• Dataset rows about figures:
——————
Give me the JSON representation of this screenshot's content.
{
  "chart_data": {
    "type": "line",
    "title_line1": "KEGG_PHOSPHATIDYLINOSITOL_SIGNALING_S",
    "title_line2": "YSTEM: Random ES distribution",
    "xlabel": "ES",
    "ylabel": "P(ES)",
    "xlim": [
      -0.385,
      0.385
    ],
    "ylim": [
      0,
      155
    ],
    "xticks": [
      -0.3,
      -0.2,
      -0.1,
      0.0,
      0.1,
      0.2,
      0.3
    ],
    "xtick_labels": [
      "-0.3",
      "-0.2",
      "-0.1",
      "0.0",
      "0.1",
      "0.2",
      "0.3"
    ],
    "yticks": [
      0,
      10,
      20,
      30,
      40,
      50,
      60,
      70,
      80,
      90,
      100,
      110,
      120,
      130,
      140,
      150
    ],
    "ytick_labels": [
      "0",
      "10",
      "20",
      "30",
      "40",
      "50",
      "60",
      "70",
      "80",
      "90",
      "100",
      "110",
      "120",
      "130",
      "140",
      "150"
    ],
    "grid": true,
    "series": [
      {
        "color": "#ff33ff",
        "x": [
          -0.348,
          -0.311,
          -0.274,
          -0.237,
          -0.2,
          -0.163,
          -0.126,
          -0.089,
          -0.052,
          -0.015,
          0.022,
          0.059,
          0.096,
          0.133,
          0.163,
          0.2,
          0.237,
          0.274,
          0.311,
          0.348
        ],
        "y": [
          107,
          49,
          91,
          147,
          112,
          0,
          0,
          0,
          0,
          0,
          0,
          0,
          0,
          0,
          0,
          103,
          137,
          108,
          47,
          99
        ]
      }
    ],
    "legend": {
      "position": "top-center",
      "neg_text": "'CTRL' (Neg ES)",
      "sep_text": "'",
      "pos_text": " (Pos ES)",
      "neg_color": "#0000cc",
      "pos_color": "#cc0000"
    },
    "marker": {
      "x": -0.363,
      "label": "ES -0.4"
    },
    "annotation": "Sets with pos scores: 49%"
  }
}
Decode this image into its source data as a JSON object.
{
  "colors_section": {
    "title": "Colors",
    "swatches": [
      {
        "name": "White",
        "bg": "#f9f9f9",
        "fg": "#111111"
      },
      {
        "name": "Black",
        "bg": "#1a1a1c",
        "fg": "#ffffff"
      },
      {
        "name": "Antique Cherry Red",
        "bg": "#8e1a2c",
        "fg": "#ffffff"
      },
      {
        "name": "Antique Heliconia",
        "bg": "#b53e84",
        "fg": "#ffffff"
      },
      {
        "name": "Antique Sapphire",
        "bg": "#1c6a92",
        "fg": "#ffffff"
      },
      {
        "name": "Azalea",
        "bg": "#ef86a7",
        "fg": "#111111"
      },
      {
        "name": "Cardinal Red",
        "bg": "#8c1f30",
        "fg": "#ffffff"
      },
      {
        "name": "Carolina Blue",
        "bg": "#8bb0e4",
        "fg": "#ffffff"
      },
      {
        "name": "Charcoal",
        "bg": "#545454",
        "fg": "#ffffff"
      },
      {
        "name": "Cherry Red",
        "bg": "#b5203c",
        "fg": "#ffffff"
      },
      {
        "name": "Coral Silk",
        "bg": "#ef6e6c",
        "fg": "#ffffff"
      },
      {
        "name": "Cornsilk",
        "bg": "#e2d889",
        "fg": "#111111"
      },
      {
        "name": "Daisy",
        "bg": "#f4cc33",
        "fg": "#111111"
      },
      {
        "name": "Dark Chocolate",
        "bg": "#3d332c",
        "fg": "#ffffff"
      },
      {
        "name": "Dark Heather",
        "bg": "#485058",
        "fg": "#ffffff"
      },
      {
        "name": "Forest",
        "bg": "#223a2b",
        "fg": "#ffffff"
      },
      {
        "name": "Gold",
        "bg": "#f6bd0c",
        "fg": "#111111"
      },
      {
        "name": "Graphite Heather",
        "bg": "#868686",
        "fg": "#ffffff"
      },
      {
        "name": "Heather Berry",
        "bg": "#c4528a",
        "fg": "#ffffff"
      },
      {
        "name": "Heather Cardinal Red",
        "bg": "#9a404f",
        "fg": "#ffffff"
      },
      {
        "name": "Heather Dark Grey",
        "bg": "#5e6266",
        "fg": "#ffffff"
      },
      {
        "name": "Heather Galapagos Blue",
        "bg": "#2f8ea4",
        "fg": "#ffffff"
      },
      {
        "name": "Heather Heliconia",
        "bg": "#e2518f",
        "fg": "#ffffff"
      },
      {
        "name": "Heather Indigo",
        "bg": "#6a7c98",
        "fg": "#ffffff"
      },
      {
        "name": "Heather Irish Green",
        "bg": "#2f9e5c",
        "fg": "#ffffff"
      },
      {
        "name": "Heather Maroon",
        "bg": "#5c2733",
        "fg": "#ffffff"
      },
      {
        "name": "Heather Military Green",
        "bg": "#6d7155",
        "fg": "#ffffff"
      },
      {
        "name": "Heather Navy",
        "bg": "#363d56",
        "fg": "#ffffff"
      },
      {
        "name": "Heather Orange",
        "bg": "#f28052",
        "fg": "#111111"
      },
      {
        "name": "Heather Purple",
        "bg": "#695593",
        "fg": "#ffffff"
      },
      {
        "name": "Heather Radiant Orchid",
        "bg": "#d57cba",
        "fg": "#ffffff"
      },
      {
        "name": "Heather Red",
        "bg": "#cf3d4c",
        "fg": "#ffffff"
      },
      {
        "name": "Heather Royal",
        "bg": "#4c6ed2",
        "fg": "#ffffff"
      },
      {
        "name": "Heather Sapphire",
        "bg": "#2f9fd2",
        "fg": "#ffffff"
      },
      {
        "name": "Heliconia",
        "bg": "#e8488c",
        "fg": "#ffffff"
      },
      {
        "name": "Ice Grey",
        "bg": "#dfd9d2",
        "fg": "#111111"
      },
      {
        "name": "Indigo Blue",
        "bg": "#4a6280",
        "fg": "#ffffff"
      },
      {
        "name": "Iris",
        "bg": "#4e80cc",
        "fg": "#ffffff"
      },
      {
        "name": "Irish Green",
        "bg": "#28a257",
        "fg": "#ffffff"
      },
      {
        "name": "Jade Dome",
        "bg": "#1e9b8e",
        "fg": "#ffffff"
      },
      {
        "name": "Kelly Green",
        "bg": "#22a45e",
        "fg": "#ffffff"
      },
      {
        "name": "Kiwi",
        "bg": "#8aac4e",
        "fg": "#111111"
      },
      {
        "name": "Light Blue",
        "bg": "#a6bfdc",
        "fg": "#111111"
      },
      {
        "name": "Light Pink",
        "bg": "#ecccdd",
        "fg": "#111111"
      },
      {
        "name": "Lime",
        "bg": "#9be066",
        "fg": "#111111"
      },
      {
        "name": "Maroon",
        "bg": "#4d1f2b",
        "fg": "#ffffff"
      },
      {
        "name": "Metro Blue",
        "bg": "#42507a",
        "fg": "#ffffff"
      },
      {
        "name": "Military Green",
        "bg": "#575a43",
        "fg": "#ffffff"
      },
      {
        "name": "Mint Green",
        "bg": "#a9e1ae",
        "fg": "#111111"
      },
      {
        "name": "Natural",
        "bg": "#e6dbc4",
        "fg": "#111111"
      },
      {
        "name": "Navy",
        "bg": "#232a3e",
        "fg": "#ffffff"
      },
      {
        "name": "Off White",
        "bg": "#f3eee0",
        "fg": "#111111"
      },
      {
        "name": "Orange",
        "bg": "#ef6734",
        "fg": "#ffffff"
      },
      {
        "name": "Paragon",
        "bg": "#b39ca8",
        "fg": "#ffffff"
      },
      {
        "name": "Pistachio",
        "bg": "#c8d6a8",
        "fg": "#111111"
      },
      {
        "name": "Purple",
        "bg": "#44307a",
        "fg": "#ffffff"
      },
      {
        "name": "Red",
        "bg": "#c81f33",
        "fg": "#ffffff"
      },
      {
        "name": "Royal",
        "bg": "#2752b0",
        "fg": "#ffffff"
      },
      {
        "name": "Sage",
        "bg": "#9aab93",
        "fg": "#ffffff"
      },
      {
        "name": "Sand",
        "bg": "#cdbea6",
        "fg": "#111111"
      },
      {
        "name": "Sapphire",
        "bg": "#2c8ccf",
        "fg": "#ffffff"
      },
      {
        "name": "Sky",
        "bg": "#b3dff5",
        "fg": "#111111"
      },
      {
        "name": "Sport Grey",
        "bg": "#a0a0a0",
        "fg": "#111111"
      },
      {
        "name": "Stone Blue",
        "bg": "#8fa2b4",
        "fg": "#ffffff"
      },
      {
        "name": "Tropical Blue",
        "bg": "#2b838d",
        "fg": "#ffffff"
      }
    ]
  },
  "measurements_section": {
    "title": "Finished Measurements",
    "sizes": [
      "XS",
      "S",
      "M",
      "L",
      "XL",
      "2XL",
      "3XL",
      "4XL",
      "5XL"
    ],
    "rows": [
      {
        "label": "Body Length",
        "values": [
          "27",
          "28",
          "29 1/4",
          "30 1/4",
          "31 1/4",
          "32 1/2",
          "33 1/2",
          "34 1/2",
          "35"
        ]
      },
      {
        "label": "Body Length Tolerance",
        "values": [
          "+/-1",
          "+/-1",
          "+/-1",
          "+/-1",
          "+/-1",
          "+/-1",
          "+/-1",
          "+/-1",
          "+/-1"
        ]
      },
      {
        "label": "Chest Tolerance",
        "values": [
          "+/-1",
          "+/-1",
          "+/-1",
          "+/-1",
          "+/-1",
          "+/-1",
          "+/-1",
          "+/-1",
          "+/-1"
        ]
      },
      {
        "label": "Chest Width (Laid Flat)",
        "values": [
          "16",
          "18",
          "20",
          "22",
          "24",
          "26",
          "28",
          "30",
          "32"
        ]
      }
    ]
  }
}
——————
• Task statement: Lines that include the word "Length" — how many are there in the data? Answer with the number alone.

• Final result: 2